SHORT TASK
Will you write out the data exactly, excluding every picture?

-- GIVEN DATA start --

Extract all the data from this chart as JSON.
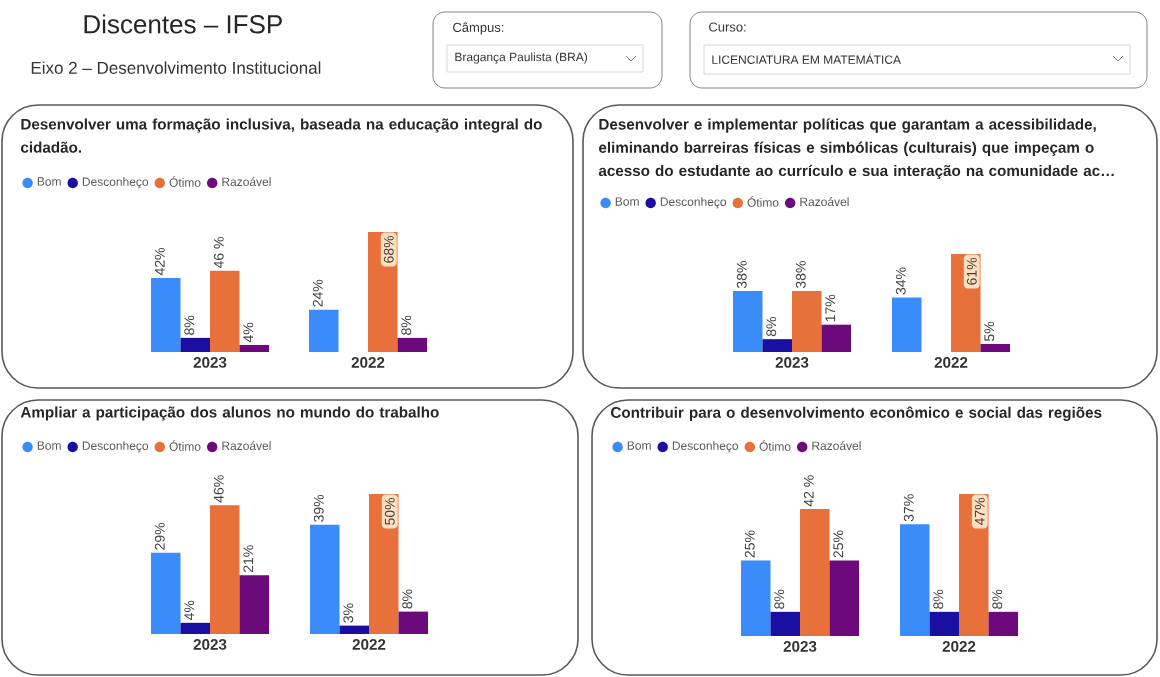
{
  "chart_data": [
    {
      "type": "other",
      "title": "Discentes – IFSP",
      "subtitle": "Eixo 2 – Desenvolvimento Institucional",
      "annotations": [
        "Câmpus:",
        "Bragança Paulista (BRA)",
        "Curso:",
        "LICENCIATURA EM MATEMÁTICA"
      ]
    },
    {
      "type": "bar",
      "title": "Desenvolver uma formação inclusiva, baseada na educação integral do cidadão.",
      "categories": [
        "2023",
        "2022"
      ],
      "legend": "top left",
      "tick_labels": "x",
      "series": [
        {
          "name": "Bom",
          "color": "#3b8cfb",
          "values": [
            42,
            24
          ],
          "value_labels": [
            "42%",
            "24%"
          ]
        },
        {
          "name": "Desconheço",
          "color": "#1a0fa0",
          "values": [
            8,
            null
          ],
          "value_labels": [
            "8%",
            null
          ]
        },
        {
          "name": "Ótimo",
          "color": "#e8703a",
          "values": [
            46,
            68
          ],
          "value_labels": [
            "46 %",
            "68%"
          ]
        },
        {
          "name": "Razoável",
          "color": "#6c0a7c",
          "values": [
            4,
            8
          ],
          "value_labels": [
            "4%",
            "8%"
          ]
        }
      ]
    },
    {
      "type": "bar",
      "title": "Desenvolver e implementar políticas que garantam a acessibilidade, eliminando barreiras físicas e simbólicas (culturais) que impeçam o acesso do estudante ao currículo e sua interação na comunidade ac…",
      "categories": [
        "2023",
        "2022"
      ],
      "legend": "top left",
      "tick_labels": "x",
      "series": [
        {
          "name": "Bom",
          "color": "#3b8cfb",
          "values": [
            38,
            34
          ],
          "value_labels": [
            "38%",
            "34%"
          ]
        },
        {
          "name": "Desconheço",
          "color": "#1a0fa0",
          "values": [
            8,
            null
          ],
          "value_labels": [
            "8%",
            null
          ]
        },
        {
          "name": "Ótimo",
          "color": "#e8703a",
          "values": [
            38,
            61
          ],
          "value_labels": [
            "38%",
            "61%"
          ]
        },
        {
          "name": "Razoável",
          "color": "#6c0a7c",
          "values": [
            17,
            5
          ],
          "value_labels": [
            "17%",
            "5%"
          ]
        }
      ]
    },
    {
      "type": "bar",
      "title": "Ampliar a participação dos alunos no mundo do trabalho",
      "categories": [
        "2023",
        "2022"
      ],
      "legend": "top left",
      "tick_labels": "x",
      "series": [
        {
          "name": "Bom",
          "color": "#3b8cfb",
          "values": [
            29,
            39
          ],
          "value_labels": [
            "29%",
            "39%"
          ]
        },
        {
          "name": "Desconheço",
          "color": "#1a0fa0",
          "values": [
            4,
            3
          ],
          "value_labels": [
            "4%",
            "3%"
          ]
        },
        {
          "name": "Ótimo",
          "color": "#e8703a",
          "values": [
            46,
            50
          ],
          "value_labels": [
            "46%",
            "50%"
          ]
        },
        {
          "name": "Razoável",
          "color": "#6c0a7c",
          "values": [
            21,
            8
          ],
          "value_labels": [
            "21%",
            "8%"
          ]
        }
      ]
    },
    {
      "type": "bar",
      "title": "Contribuir para o desenvolvimento econômico e social das regiões",
      "categories": [
        "2023",
        "2022"
      ],
      "legend": "top left",
      "tick_labels": "x",
      "series": [
        {
          "name": "Bom",
          "color": "#3b8cfb",
          "values": [
            25,
            37
          ],
          "value_labels": [
            "25%",
            "37%"
          ]
        },
        {
          "name": "Desconheço",
          "color": "#1a0fa0",
          "values": [
            8,
            8
          ],
          "value_labels": [
            "8%",
            "8%"
          ]
        },
        {
          "name": "Ótimo",
          "color": "#e8703a",
          "values": [
            42,
            47
          ],
          "value_labels": [
            "42 %",
            "47%"
          ]
        },
        {
          "name": "Razoável",
          "color": "#6c0a7c",
          "values": [
            25,
            8
          ],
          "value_labels": [
            "25%",
            "8%"
          ]
        }
      ]
    }
  ]
}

-- GIVEN DATA end --

ANSWER BELOW
Extract all the data from this chart as JSON.
{
  "chart_data": [
    {
      "type": "other",
      "title": "Discentes – IFSP",
      "subtitle": "Eixo 2 – Desenvolvimento Institucional",
      "annotations": [
        "Câmpus:",
        "Bragança Paulista (BRA)",
        "Curso:",
        "LICENCIATURA EM MATEMÁTICA"
      ]
    },
    {
      "type": "bar",
      "title": "Desenvolver uma formação inclusiva, baseada na educação integral do cidadão.",
      "categories": [
        "2023",
        "2022"
      ],
      "legend": "top left",
      "tick_labels": "x",
      "series": [
        {
          "name": "Bom",
          "color": "#3b8cfb",
          "values": [
            42,
            24
          ],
          "value_labels": [
            "42%",
            "24%"
          ]
        },
        {
          "name": "Desconheço",
          "color": "#1a0fa0",
          "values": [
            8,
            null
          ],
          "value_labels": [
            "8%",
            null
          ]
        },
        {
          "name": "Ótimo",
          "color": "#e8703a",
          "values": [
            46,
            68
          ],
          "value_labels": [
            "46 %",
            "68%"
          ]
        },
        {
          "name": "Razoável",
          "color": "#6c0a7c",
          "values": [
            4,
            8
          ],
          "value_labels": [
            "4%",
            "8%"
          ]
        }
      ]
    },
    {
      "type": "bar",
      "title": "Desenvolver e implementar políticas que garantam a acessibilidade, eliminando barreiras físicas e simbólicas (culturais) que impeçam o acesso do estudante ao currículo e sua interação na comunidade ac…",
      "categories": [
        "2023",
        "2022"
      ],
      "legend": "top left",
      "tick_labels": "x",
      "series": [
        {
          "name": "Bom",
          "color": "#3b8cfb",
          "values": [
            38,
            34
          ],
          "value_labels": [
            "38%",
            "34%"
          ]
        },
        {
          "name": "Desconheço",
          "color": "#1a0fa0",
          "values": [
            8,
            null
          ],
          "value_labels": [
            "8%",
            null
          ]
        },
        {
          "name": "Ótimo",
          "color": "#e8703a",
          "values": [
            38,
            61
          ],
          "value_labels": [
            "38%",
            "61%"
          ]
        },
        {
          "name": "Razoável",
          "color": "#6c0a7c",
          "values": [
            17,
            5
          ],
          "value_labels": [
            "17%",
            "5%"
          ]
        }
      ]
    },
    {
      "type": "bar",
      "title": "Ampliar a participação dos alunos no mundo do trabalho",
      "categories": [
        "2023",
        "2022"
      ],
      "legend": "top left",
      "tick_labels": "x",
      "series": [
        {
          "name": "Bom",
          "color": "#3b8cfb",
          "values": [
            29,
            39
          ],
          "value_labels": [
            "29%",
            "39%"
          ]
        },
        {
          "name": "Desconheço",
          "color": "#1a0fa0",
          "values": [
            4,
            3
          ],
          "value_labels": [
            "4%",
            "3%"
          ]
        },
        {
          "name": "Ótimo",
          "color": "#e8703a",
          "values": [
            46,
            50
          ],
          "value_labels": [
            "46%",
            "50%"
          ]
        },
        {
          "name": "Razoável",
          "color": "#6c0a7c",
          "values": [
            21,
            8
          ],
          "value_labels": [
            "21%",
            "8%"
          ]
        }
      ]
    },
    {
      "type": "bar",
      "title": "Contribuir para o desenvolvimento econômico e social das regiões",
      "categories": [
        "2023",
        "2022"
      ],
      "legend": "top left",
      "tick_labels": "x",
      "series": [
        {
          "name": "Bom",
          "color": "#3b8cfb",
          "values": [
            25,
            37
          ],
          "value_labels": [
            "25%",
            "37%"
          ]
        },
        {
          "name": "Desconheço",
          "color": "#1a0fa0",
          "values": [
            8,
            8
          ],
          "value_labels": [
            "8%",
            "8%"
          ]
        },
        {
          "name": "Ótimo",
          "color": "#e8703a",
          "values": [
            42,
            47
          ],
          "value_labels": [
            "42 %",
            "47%"
          ]
        },
        {
          "name": "Razoável",
          "color": "#6c0a7c",
          "values": [
            25,
            8
          ],
          "value_labels": [
            "25%",
            "8%"
          ]
        }
      ]
    }
  ]
}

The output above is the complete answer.